Prompt:
Transcribe the records that follow exactly. Skip the pictures.

Available data:
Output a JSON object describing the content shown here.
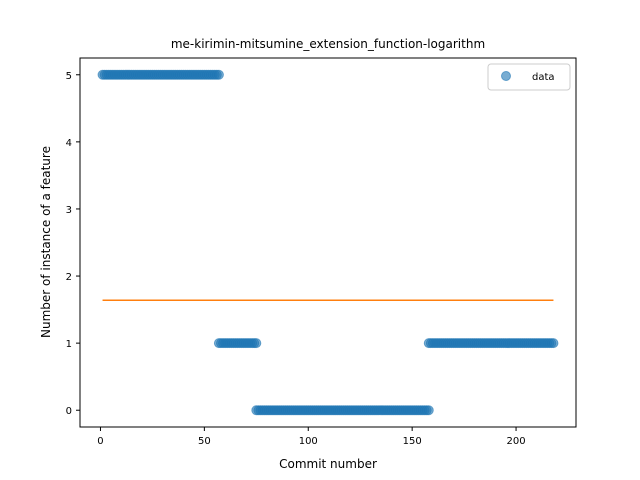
{
  "chart_data": {
    "type": "scatter",
    "title": "me-kirimin-mitsumine_extension_function-logarithm",
    "xlabel": "Commit number",
    "ylabel": "Number of instance of a feature",
    "xlim": [
      -9.85,
      228.85
    ],
    "ylim": [
      -0.25,
      5.25
    ],
    "xticks": [
      0,
      50,
      100,
      150,
      200
    ],
    "yticks": [
      0,
      1,
      2,
      3,
      4,
      5
    ],
    "grid": false,
    "legend": {
      "position": "top-right",
      "entries": [
        "data"
      ]
    },
    "series": [
      {
        "name": "data",
        "kind": "scatter",
        "color": "#1f77b4",
        "segments": [
          {
            "x_start": 1,
            "x_end": 57,
            "y": 5
          },
          {
            "x_start": 57,
            "x_end": 75,
            "y": 1
          },
          {
            "x_start": 75,
            "x_end": 158,
            "y": 0
          },
          {
            "x_start": 158,
            "x_end": 218,
            "y": 1
          }
        ]
      },
      {
        "kind": "line",
        "color": "#ff7f0e",
        "x": [
          1,
          218
        ],
        "y": [
          1.64,
          1.64
        ]
      }
    ]
  }
}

Full output:
Output a JSON object describing the content shown here.
{
  "chart_data": {
    "type": "scatter",
    "title": "me-kirimin-mitsumine_extension_function-logarithm",
    "xlabel": "Commit number",
    "ylabel": "Number of instance of a feature",
    "xlim": [
      -9.85,
      228.85
    ],
    "ylim": [
      -0.25,
      5.25
    ],
    "xticks": [
      0,
      50,
      100,
      150,
      200
    ],
    "yticks": [
      0,
      1,
      2,
      3,
      4,
      5
    ],
    "grid": false,
    "legend": {
      "position": "top-right",
      "entries": [
        "data"
      ]
    },
    "series": [
      {
        "name": "data",
        "kind": "scatter",
        "color": "#1f77b4",
        "segments": [
          {
            "x_start": 1,
            "x_end": 57,
            "y": 5
          },
          {
            "x_start": 57,
            "x_end": 75,
            "y": 1
          },
          {
            "x_start": 75,
            "x_end": 158,
            "y": 0
          },
          {
            "x_start": 158,
            "x_end": 218,
            "y": 1
          }
        ]
      },
      {
        "kind": "line",
        "color": "#ff7f0e",
        "x": [
          1,
          218
        ],
        "y": [
          1.64,
          1.64
        ]
      }
    ]
  }
}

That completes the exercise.